Find each line with the word "title" and copy it.

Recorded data
#####

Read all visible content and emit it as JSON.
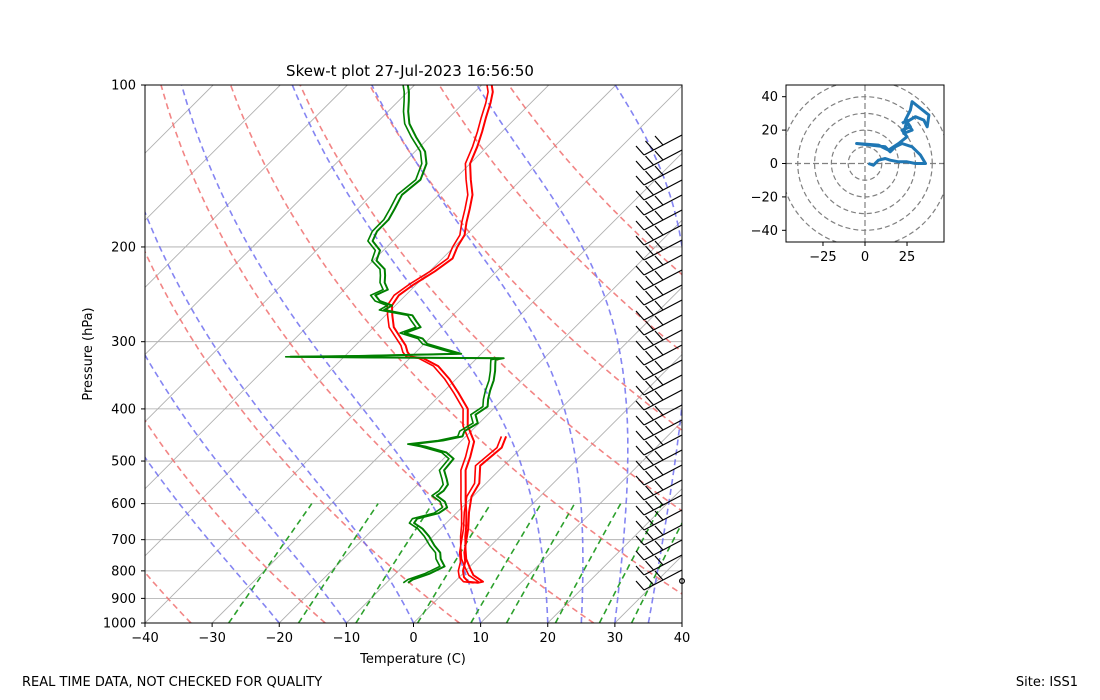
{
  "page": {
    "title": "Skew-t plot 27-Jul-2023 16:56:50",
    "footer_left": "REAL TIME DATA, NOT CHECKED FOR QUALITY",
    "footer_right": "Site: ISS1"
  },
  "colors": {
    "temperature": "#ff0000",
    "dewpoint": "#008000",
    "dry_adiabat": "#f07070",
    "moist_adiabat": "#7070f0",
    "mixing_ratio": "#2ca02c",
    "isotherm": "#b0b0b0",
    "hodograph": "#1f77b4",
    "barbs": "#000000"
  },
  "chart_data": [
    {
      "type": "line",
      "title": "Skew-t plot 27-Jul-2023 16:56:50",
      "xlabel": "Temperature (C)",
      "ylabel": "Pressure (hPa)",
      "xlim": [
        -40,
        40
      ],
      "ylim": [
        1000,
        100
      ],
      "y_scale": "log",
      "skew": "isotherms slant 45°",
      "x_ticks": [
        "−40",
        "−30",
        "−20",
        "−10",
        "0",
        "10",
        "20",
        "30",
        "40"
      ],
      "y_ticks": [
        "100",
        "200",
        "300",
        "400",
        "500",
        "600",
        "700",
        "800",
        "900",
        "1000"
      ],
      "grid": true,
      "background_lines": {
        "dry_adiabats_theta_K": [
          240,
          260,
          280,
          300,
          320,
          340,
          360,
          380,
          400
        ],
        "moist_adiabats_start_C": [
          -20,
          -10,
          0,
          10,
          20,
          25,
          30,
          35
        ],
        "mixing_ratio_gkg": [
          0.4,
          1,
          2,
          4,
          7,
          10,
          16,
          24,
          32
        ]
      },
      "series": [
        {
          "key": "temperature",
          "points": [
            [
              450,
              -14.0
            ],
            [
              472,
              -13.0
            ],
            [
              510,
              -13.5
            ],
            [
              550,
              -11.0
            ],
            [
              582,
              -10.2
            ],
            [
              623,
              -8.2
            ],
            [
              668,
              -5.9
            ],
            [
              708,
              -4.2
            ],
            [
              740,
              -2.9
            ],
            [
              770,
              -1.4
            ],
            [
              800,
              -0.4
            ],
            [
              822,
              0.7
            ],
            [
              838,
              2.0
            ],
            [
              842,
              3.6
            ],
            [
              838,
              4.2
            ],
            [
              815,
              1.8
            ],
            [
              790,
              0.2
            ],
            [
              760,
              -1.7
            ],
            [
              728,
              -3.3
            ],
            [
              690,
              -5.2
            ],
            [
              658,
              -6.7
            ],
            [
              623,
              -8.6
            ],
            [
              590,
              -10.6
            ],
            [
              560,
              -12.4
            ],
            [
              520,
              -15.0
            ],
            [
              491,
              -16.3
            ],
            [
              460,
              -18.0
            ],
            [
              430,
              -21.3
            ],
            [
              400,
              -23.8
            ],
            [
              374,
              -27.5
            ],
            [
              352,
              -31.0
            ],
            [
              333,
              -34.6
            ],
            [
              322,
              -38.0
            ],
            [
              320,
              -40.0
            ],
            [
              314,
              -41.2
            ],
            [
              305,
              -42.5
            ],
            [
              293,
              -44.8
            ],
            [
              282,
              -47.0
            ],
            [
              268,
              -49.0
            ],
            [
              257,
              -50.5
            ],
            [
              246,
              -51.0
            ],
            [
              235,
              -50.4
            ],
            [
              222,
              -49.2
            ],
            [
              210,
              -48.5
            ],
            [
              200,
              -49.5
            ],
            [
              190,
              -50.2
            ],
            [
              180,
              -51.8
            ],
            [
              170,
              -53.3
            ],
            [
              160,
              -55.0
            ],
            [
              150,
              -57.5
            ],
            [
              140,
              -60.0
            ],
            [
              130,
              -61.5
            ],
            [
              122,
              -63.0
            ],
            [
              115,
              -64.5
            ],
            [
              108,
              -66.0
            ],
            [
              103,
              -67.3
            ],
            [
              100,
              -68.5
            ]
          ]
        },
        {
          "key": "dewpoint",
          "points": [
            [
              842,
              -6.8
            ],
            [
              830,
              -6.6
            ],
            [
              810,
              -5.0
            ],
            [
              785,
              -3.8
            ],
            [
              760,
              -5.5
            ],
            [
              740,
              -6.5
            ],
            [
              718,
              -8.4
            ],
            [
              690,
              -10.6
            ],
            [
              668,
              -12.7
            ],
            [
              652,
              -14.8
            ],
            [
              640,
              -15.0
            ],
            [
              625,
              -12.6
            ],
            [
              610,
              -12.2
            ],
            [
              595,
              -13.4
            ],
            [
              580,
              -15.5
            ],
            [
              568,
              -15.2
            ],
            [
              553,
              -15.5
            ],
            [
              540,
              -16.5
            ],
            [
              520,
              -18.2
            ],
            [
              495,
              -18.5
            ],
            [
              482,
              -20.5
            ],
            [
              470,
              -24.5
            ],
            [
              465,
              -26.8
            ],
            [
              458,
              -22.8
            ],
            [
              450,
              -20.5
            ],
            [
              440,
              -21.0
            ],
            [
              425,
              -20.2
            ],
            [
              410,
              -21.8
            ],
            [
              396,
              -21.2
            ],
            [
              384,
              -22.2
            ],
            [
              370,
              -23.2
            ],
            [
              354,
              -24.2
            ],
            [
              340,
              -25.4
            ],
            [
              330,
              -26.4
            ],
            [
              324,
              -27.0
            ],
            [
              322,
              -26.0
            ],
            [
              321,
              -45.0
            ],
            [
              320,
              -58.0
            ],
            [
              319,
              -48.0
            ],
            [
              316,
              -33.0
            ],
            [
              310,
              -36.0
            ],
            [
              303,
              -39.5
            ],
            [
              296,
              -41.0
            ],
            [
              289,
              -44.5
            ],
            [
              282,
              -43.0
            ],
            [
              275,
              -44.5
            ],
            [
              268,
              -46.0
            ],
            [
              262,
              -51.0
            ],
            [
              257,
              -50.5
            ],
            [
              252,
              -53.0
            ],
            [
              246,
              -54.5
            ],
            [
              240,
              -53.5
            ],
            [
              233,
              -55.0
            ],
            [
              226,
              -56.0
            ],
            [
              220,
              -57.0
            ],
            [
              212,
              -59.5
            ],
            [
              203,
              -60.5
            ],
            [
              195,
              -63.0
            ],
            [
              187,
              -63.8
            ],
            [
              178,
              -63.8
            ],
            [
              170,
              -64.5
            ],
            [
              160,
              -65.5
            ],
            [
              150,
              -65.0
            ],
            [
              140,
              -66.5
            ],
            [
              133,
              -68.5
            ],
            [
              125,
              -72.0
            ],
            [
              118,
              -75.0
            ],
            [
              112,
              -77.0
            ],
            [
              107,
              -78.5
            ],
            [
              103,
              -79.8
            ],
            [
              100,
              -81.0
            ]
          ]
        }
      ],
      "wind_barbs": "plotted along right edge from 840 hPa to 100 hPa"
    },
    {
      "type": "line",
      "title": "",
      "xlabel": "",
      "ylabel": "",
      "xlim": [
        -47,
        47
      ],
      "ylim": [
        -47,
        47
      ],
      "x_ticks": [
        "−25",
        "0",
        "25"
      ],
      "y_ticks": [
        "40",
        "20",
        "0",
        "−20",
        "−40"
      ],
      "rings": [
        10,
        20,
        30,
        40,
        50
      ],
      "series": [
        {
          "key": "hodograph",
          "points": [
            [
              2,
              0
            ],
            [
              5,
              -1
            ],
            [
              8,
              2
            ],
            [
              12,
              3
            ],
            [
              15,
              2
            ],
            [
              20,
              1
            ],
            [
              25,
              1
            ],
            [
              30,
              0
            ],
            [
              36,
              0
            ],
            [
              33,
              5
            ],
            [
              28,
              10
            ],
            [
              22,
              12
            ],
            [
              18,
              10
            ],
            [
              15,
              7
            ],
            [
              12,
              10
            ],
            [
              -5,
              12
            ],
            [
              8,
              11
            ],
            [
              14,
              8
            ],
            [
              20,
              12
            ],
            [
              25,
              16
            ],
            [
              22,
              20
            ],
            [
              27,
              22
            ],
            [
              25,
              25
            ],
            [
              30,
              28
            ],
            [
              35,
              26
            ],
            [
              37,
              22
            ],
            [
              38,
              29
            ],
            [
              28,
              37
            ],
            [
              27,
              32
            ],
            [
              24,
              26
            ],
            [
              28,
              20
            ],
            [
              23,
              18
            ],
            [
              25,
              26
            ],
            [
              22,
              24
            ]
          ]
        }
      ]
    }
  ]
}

#####

### Completed exercise:
    "title": "Skew-t plot 27-Jul-2023 16:56:50",
      "title": "Skew-t plot 27-Jul-2023 16:56:50",
      "title": "",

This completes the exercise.